Each entry needs to be duplicated exactly.

[Dataset excerpts]
--- START ---

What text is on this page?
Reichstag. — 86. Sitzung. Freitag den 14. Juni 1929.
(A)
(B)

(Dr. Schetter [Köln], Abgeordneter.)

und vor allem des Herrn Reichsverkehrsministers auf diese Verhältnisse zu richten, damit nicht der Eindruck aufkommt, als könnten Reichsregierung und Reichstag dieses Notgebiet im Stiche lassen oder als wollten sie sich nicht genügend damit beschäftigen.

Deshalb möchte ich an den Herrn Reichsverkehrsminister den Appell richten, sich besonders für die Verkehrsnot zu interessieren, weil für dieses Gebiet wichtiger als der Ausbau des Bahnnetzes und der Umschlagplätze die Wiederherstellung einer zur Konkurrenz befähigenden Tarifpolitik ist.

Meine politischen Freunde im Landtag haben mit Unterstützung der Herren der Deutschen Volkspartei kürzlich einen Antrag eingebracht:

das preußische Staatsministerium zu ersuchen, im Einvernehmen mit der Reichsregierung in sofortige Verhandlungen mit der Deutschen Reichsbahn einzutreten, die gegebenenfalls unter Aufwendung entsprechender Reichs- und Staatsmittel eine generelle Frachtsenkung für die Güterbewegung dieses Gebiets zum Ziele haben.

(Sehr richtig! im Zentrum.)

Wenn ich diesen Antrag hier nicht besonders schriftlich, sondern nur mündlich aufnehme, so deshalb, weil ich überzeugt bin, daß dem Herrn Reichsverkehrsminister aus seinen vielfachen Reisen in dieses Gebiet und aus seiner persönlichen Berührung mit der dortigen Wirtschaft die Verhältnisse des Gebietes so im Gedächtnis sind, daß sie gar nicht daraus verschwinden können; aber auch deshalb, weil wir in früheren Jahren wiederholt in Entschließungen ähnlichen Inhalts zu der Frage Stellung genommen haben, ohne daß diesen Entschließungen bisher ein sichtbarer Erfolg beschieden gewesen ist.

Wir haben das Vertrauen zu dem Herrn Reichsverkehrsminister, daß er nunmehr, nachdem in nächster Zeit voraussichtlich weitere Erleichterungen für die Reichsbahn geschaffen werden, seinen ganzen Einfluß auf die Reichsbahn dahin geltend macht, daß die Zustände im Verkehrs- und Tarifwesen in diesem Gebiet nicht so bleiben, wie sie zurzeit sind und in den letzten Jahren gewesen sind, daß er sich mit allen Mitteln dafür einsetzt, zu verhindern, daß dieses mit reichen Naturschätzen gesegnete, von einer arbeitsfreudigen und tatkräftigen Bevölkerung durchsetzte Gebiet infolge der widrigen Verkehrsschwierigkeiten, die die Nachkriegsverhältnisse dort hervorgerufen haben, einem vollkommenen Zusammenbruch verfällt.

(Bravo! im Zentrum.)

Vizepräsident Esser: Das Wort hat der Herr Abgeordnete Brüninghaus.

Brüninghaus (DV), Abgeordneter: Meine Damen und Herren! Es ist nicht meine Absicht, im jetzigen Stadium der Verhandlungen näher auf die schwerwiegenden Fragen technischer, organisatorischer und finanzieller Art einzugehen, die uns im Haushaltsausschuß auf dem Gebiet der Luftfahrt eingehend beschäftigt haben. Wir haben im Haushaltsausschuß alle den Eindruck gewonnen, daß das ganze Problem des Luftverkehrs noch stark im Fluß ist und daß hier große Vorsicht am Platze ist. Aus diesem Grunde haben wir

--- END ---

▸ **Solution to the problem**
What text is on this page?
Reichstag. — 86. Sitzung. Freitag den 14. Juni 1929.
(A)
(B)

(Dr. Schetter [Köln], Abgeordneter.)

und vor allem des Herrn Reichsverkehrsministers auf diese Verhältnisse zu richten, damit nicht der Eindruck aufkommt, als könnten Reichsregierung und Reichstag dieses Notgebiet im Stiche lassen oder als wollten sie sich nicht genügend damit beschäftigen.

Deshalb möchte ich an den Herrn Reichsverkehrsminister den Appell richten, sich besonders für die Verkehrsnot zu interessieren, weil für dieses Gebiet wichtiger als der Ausbau des Bahnnetzes und der Umschlagplätze die Wiederherstellung einer zur Konkurrenz befähigenden Tarifpolitik ist.

Meine politischen Freunde im Landtag haben mit Unterstützung der Herren der Deutschen Volkspartei kürzlich einen Antrag eingebracht:

das preußische Staatsministerium zu ersuchen, im Einvernehmen mit der Reichsregierung in sofortige Verhandlungen mit der Deutschen Reichsbahn einzutreten, die gegebenenfalls unter Aufwendung entsprechender Reichs- und Staatsmittel eine generelle Frachtsenkung für die Güterbewegung dieses Gebiets zum Ziele haben.

(Sehr richtig! im Zentrum.)

Wenn ich diesen Antrag hier nicht besonders schriftlich, sondern nur mündlich aufnehme, so deshalb, weil ich überzeugt bin, daß dem Herrn Reichsverkehrsminister aus seinen vielfachen Reisen in dieses Gebiet und aus seiner persönlichen Berührung mit der dortigen Wirtschaft die Verhältnisse des Gebietes so im Gedächtnis sind, daß sie gar nicht daraus verschwinden können; aber auch deshalb, weil wir in früheren Jahren wiederholt in Entschließungen ähnlichen Inhalts zu der Frage Stellung genommen haben, ohne daß diesen Entschließungen bisher ein sichtbarer Erfolg beschieden gewesen ist.

Wir haben das Vertrauen zu dem Herrn Reichsverkehrsminister, daß er nunmehr, nachdem in nächster Zeit voraussichtlich weitere Erleichterungen für die Reichsbahn geschaffen werden, seinen ganzen Einfluß auf die Reichsbahn dahin geltend macht, daß die Zustände im Verkehrs- und Tarifwesen in diesem Gebiet nicht so bleiben, wie sie zurzeit sind und in den letzten Jahren gewesen sind, daß er sich mit allen Mitteln dafür einsetzt, zu verhindern, daß dieses mit reichen Naturschätzen gesegnete, von einer arbeitsfreudigen und tatkräftigen Bevölkerung durchsetzte Gebiet infolge der widrigen Verkehrsschwierigkeiten, die die Nachkriegsverhältnisse dort hervorgerufen haben, einem vollkommenen Zusammenbruch verfällt.

(Bravo! im Zentrum.)

Vizepräsident Esser: Das Wort hat der Herr Abgeordnete Brüninghaus.

Brüninghaus (DV), Abgeordneter: Meine Damen und Herren! Es ist nicht meine Absicht, im jetzigen Stadium der Verhandlungen näher auf die schwerwiegenden Fragen technischer, organisatorischer und finanzieller Art einzugehen, die uns im Haushaltsausschuß auf dem Gebiet der Luftfahrt eingehend beschäftigt haben. Wir haben im Haushaltsausschuß alle den Eindruck gewonnen, daß das ganze Problem des Luftverkehrs noch stark im Fluß ist und daß hier große Vorsicht am Platze ist. Aus diesem Grunde haben wir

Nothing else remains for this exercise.